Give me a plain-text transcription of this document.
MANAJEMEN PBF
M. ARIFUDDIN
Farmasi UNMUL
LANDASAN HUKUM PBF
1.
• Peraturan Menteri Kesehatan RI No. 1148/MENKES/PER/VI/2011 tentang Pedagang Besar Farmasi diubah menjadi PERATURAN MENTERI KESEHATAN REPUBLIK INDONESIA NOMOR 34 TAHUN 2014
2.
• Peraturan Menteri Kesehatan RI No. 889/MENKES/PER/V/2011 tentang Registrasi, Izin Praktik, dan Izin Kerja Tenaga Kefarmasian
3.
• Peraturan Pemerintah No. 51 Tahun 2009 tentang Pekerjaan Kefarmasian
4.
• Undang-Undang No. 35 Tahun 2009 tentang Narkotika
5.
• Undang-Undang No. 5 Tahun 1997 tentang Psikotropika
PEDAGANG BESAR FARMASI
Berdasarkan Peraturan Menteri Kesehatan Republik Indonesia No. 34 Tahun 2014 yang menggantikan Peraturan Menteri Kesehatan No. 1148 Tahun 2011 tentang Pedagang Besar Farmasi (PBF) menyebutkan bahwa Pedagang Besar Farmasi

----------------

**WHAT THE TASK REQUIRES**. Please copy out each record, character for character.

**OUTPUT OF THE EXERCISE**.
Give me a plain-text transcription of this document.
MANAJEMEN PBF
M. ARIFUDDIN
Farmasi UNMUL
LANDASAN HUKUM PBF
1.
• Peraturan Menteri Kesehatan RI No. 1148/MENKES/PER/VI/2011 tentang Pedagang Besar Farmasi diubah menjadi PERATURAN MENTERI KESEHATAN REPUBLIK INDONESIA NOMOR 34 TAHUN 2014
2.
• Peraturan Menteri Kesehatan RI No. 889/MENKES/PER/V/2011 tentang Registrasi, Izin Praktik, dan Izin Kerja Tenaga Kefarmasian
3.
• Peraturan Pemerintah No. 51 Tahun 2009 tentang Pekerjaan Kefarmasian
4.
• Undang-Undang No. 35 Tahun 2009 tentang Narkotika
5.
• Undang-Undang No. 5 Tahun 1997 tentang Psikotropika
PEDAGANG BESAR FARMASI
Berdasarkan Peraturan Menteri Kesehatan Republik Indonesia No. 34 Tahun 2014 yang menggantikan Peraturan Menteri Kesehatan No. 1148 Tahun 2011 tentang Pedagang Besar Farmasi (PBF) menyebutkan bahwa Pedagang Besar Farmasi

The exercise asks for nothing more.